╔══

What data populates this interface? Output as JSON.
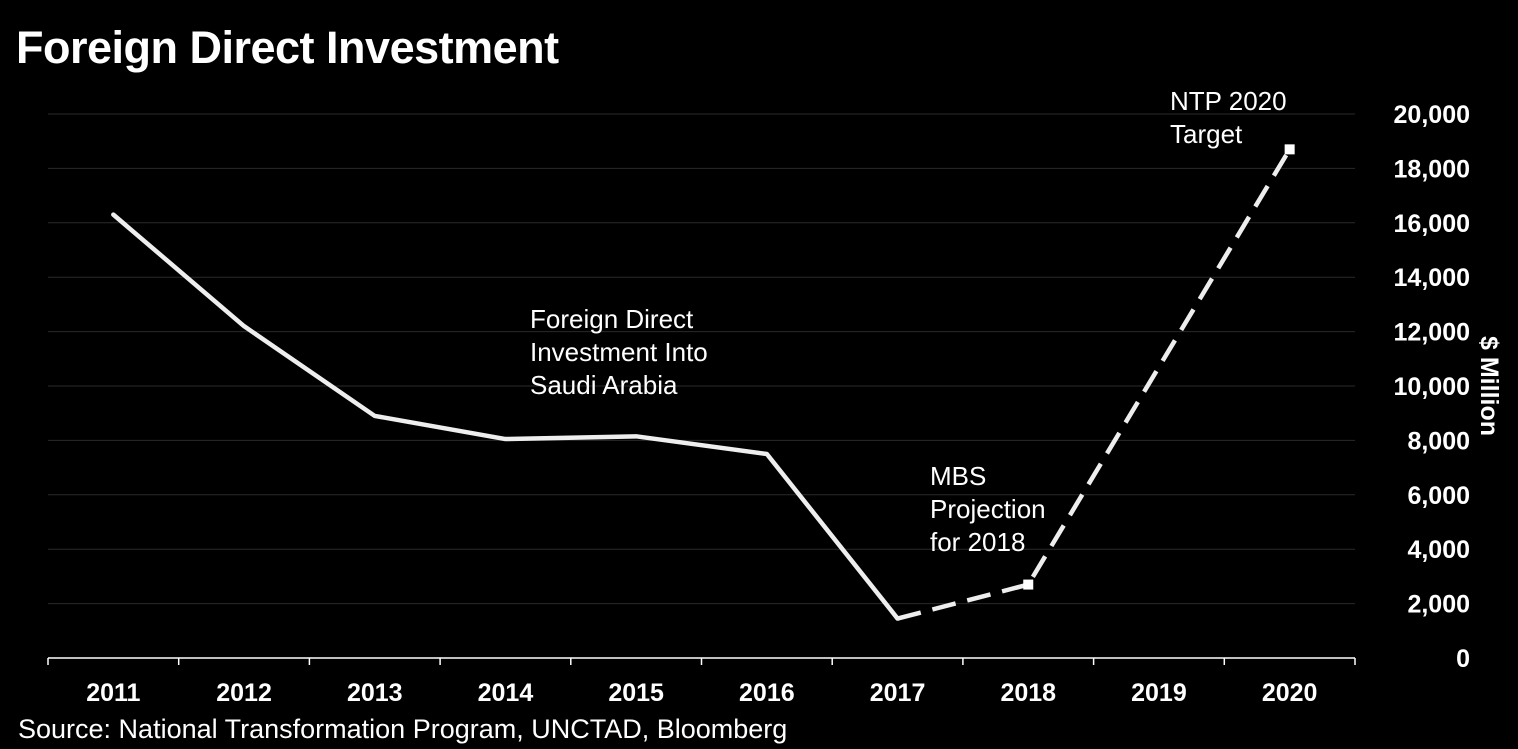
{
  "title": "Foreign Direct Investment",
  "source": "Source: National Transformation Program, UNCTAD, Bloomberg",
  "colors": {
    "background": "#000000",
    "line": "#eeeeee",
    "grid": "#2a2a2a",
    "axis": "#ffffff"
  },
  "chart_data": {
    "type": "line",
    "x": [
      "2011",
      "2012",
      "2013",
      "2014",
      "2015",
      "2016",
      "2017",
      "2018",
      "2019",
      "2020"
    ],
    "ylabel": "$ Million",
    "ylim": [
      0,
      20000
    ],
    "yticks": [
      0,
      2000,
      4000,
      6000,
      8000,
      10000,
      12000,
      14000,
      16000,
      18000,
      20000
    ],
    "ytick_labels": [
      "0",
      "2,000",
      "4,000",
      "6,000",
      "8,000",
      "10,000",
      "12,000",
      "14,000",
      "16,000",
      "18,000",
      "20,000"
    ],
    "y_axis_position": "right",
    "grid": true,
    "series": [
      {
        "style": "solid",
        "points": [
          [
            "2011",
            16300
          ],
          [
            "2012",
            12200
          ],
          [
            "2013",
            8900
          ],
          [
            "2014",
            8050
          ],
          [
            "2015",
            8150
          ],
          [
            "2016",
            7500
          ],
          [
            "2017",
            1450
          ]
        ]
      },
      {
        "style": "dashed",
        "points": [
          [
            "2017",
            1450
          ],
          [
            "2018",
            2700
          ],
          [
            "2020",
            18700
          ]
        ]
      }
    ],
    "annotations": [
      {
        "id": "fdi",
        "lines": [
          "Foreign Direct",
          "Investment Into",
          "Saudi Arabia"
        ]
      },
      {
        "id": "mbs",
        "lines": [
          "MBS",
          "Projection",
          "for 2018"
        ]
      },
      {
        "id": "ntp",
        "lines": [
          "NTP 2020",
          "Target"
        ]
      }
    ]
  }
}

╚══
╔══

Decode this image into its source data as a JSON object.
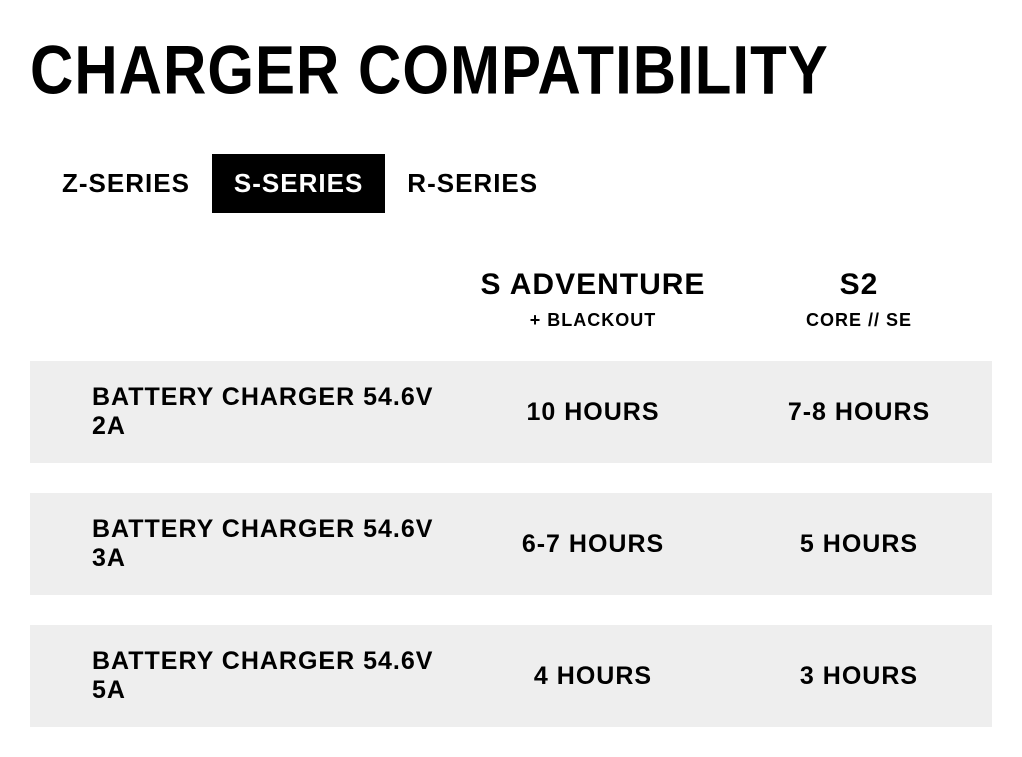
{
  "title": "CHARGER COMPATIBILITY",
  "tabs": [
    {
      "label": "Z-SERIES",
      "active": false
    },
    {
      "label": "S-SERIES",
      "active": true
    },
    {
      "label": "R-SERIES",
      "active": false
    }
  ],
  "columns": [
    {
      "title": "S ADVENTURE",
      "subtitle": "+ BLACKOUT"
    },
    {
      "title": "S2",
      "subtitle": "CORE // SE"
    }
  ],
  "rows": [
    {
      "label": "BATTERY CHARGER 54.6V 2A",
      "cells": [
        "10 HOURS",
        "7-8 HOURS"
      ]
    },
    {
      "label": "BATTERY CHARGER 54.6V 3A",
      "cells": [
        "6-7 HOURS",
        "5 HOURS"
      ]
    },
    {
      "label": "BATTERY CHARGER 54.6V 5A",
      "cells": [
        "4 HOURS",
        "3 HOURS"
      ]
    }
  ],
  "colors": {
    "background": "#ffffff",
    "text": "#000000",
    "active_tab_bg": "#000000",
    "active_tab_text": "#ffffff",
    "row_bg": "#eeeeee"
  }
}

╚══
╔══

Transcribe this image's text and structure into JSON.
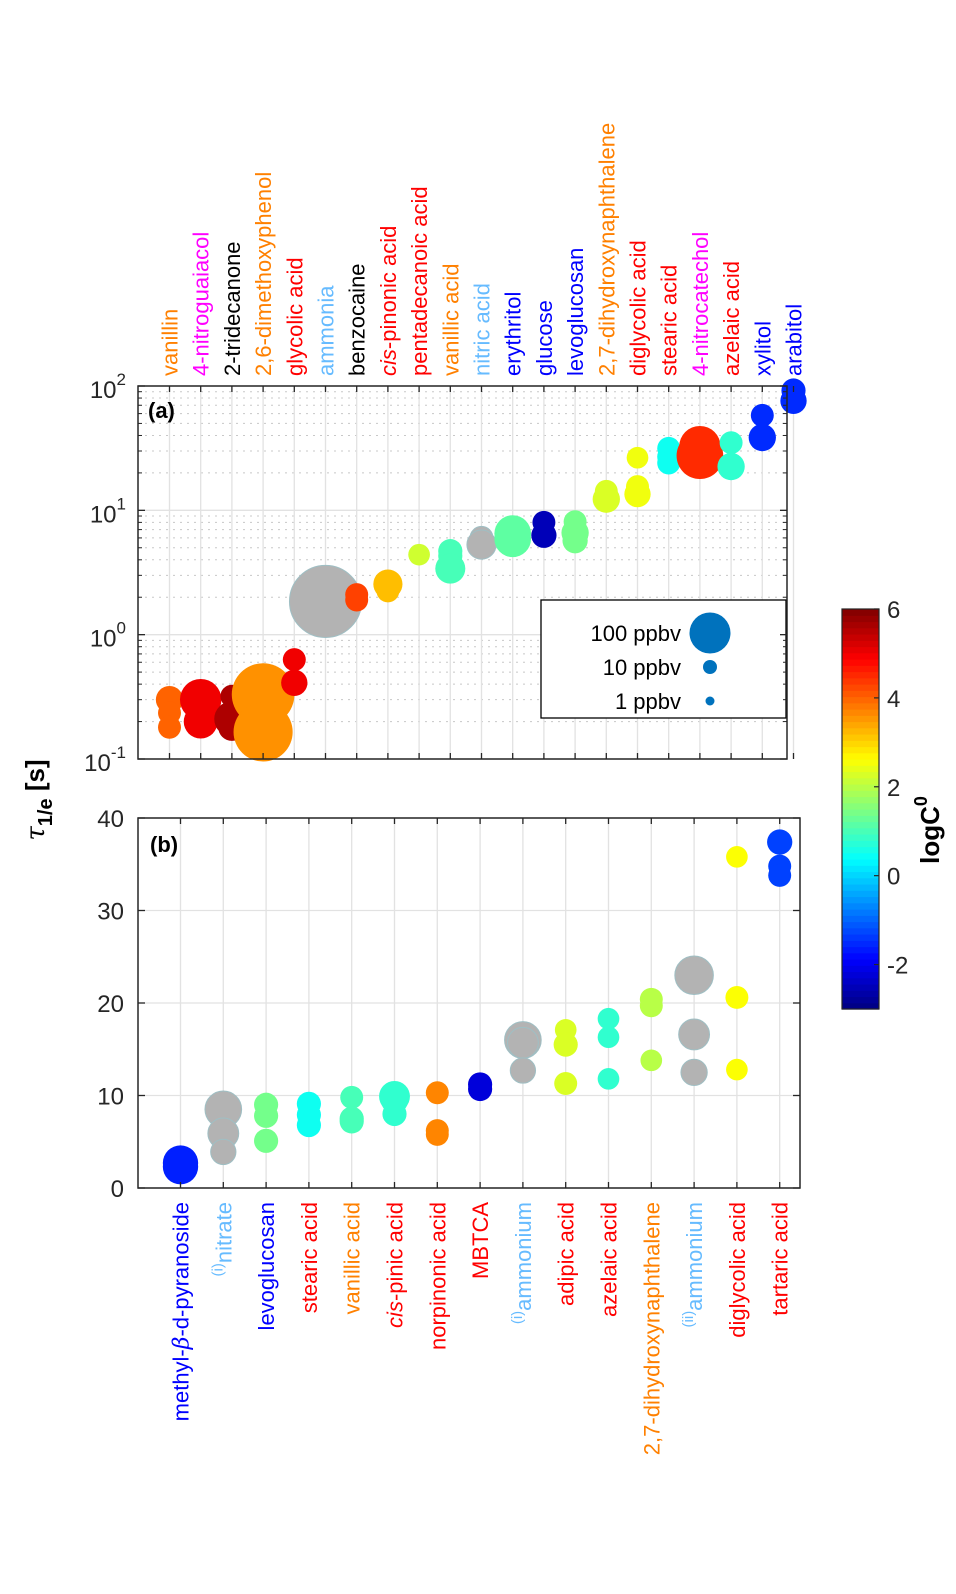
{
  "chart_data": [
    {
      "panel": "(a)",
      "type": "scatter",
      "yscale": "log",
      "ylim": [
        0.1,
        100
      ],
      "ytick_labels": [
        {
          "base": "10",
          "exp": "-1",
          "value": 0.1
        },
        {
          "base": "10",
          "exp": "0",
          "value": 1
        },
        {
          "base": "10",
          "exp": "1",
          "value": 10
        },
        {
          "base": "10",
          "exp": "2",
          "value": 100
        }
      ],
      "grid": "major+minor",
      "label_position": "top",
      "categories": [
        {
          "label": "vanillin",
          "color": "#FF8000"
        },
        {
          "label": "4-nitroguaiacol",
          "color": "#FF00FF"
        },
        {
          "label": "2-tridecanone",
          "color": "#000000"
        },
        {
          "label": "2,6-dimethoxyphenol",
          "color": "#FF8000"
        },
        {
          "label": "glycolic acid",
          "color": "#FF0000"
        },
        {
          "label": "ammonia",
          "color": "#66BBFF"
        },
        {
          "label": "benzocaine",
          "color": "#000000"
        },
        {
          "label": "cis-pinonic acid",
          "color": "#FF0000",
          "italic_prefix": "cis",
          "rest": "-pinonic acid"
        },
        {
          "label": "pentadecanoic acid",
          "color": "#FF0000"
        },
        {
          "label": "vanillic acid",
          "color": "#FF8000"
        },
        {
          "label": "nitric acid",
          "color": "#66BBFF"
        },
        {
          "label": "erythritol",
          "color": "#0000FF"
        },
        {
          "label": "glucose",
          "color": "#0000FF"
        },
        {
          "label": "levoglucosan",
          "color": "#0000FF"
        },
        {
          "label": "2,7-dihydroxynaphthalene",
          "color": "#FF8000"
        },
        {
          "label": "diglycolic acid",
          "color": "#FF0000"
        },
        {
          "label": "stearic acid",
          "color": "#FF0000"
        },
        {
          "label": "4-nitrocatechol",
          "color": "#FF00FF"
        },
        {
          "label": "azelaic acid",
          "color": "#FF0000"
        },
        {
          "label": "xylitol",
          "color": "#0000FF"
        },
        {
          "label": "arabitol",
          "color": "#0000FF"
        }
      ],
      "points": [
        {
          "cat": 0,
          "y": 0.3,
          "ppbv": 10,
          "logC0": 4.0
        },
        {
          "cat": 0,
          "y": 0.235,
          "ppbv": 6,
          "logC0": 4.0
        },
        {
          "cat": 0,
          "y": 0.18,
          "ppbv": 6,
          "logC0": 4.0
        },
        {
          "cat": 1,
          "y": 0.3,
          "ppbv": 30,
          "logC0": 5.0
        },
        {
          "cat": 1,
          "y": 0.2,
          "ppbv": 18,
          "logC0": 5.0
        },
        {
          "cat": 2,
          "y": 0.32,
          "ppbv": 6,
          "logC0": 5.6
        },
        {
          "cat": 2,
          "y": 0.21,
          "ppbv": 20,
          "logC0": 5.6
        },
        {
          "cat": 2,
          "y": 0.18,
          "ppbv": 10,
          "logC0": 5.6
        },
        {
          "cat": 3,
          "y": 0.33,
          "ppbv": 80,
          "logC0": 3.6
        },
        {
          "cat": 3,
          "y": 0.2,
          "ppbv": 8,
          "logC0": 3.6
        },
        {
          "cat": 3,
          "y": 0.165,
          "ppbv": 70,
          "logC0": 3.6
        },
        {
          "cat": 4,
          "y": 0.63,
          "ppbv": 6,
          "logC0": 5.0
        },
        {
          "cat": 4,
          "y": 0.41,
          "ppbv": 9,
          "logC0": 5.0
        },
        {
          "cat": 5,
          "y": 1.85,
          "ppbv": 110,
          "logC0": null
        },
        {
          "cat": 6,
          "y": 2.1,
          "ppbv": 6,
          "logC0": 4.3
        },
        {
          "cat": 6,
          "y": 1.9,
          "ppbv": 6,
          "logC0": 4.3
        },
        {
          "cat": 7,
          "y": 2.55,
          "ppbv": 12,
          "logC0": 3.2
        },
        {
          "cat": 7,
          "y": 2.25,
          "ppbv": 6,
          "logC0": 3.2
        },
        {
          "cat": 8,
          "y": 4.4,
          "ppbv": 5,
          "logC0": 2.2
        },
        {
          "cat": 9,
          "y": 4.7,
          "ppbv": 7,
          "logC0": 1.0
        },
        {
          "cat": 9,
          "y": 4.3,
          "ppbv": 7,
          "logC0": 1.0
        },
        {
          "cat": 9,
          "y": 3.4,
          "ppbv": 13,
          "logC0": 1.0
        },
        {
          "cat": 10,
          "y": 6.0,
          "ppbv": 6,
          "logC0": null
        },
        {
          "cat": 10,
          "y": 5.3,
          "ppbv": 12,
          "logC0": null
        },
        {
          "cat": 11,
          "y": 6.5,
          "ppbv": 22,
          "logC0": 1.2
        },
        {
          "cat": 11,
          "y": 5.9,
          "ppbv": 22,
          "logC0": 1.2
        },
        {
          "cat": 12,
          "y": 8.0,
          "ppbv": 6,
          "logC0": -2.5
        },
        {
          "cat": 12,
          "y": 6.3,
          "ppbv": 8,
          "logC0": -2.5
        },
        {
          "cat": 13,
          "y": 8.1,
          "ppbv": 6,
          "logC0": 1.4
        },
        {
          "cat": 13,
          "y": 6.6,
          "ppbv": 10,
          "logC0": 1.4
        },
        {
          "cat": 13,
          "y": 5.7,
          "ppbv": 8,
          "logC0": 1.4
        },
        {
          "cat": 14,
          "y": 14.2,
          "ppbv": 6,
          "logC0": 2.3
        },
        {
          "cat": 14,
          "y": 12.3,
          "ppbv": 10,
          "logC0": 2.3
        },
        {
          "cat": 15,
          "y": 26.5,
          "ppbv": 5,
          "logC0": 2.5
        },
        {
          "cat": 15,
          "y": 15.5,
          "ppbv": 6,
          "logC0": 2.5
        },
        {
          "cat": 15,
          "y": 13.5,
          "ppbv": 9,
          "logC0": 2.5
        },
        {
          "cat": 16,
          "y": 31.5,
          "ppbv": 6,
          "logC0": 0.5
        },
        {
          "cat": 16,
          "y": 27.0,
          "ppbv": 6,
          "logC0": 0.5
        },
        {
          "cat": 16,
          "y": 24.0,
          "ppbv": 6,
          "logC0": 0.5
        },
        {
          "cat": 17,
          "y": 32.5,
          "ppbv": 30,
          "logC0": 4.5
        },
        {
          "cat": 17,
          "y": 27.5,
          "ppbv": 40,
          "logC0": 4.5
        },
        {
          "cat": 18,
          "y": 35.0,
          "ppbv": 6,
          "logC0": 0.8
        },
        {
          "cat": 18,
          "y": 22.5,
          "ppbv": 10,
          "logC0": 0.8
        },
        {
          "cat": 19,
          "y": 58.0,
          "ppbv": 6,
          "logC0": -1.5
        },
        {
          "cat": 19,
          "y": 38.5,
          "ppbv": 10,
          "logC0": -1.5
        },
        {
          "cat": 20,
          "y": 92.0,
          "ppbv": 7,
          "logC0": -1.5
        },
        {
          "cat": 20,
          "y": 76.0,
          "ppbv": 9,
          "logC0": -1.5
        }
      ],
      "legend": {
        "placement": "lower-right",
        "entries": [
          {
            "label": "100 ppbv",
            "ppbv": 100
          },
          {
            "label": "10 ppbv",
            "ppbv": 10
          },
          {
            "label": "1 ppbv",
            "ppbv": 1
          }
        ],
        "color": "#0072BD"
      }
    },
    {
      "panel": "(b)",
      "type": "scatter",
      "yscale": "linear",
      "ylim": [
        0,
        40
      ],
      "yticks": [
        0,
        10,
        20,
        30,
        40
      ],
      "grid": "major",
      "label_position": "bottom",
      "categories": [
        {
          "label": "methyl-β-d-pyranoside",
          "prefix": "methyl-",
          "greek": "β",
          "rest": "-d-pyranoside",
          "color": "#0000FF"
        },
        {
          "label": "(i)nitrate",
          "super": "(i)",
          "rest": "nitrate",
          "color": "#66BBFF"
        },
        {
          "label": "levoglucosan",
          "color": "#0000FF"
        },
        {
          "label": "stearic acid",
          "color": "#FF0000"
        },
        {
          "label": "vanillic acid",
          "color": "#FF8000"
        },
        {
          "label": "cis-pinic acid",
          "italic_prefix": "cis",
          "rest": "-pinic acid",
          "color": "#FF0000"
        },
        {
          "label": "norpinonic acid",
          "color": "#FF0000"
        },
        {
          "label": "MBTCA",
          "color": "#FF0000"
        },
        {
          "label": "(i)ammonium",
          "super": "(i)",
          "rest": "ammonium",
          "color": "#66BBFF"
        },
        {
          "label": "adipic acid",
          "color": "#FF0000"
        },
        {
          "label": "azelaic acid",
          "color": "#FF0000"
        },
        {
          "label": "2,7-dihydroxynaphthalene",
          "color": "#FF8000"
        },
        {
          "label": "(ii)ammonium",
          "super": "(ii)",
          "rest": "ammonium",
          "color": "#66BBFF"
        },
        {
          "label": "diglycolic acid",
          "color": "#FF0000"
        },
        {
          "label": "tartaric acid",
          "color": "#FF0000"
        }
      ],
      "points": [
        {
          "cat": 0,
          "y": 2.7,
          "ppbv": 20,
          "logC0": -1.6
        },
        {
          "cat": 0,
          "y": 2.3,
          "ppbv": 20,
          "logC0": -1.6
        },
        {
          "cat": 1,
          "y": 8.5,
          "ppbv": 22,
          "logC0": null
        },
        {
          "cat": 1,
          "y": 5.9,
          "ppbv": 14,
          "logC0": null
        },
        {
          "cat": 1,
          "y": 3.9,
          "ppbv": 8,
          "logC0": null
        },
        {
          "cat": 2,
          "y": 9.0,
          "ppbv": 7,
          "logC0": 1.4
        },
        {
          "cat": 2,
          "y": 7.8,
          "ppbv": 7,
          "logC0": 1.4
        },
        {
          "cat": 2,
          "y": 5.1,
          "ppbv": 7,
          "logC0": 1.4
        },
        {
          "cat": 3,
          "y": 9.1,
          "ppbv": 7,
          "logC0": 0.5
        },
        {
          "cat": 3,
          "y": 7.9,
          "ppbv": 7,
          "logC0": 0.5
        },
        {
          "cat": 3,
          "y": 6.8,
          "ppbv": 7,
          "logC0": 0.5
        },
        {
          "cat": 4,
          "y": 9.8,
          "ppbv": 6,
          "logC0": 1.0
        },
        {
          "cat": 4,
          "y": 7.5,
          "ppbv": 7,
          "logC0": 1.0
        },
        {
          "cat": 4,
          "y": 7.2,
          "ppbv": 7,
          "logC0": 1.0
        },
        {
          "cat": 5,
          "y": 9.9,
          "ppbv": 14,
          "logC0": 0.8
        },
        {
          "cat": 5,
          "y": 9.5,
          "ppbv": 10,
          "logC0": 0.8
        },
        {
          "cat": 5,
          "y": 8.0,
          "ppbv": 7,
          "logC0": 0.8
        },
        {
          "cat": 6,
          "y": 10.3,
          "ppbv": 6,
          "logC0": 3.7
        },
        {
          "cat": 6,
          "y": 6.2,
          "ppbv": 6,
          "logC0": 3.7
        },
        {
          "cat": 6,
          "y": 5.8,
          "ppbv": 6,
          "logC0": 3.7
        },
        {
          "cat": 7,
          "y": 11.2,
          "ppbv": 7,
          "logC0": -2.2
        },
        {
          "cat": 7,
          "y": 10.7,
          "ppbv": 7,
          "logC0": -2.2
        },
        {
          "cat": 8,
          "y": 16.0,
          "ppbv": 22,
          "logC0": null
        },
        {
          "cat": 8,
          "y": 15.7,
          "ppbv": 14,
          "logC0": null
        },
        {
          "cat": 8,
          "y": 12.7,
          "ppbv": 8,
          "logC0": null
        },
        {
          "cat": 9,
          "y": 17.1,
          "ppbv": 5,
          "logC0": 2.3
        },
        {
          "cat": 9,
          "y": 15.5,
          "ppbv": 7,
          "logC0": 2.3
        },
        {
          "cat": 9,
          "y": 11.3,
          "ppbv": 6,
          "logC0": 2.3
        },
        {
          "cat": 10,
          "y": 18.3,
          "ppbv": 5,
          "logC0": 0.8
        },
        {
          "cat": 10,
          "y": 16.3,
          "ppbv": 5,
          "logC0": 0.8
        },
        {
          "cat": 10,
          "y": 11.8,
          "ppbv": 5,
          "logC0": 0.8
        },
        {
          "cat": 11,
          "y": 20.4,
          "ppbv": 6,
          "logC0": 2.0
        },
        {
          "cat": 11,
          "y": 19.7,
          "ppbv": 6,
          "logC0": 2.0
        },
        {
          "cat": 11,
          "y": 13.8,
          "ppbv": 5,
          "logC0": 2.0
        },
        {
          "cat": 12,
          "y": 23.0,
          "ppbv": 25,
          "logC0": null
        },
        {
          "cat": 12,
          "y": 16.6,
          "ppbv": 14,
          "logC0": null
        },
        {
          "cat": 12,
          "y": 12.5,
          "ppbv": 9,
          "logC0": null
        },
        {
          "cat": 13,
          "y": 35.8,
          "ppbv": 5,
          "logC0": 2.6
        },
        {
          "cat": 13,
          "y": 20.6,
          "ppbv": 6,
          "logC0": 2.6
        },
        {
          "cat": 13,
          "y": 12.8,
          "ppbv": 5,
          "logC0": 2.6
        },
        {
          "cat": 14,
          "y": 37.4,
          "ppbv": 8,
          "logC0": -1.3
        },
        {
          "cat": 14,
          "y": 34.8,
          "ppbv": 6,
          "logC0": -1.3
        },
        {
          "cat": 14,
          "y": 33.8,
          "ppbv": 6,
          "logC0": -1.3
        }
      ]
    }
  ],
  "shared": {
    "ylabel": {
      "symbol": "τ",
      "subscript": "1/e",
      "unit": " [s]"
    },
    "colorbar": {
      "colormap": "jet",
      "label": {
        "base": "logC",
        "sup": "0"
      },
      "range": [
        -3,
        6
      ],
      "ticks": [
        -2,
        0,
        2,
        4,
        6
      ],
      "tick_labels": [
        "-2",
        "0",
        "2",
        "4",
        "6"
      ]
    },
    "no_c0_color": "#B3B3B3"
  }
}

╚══

* [Task description]: Copy out the lines that hold "ffffff".

* [Finished task]:
    "axis": "#ffffff"
    "background": "#ffffff",
    "active_tab_text": "#ffffff",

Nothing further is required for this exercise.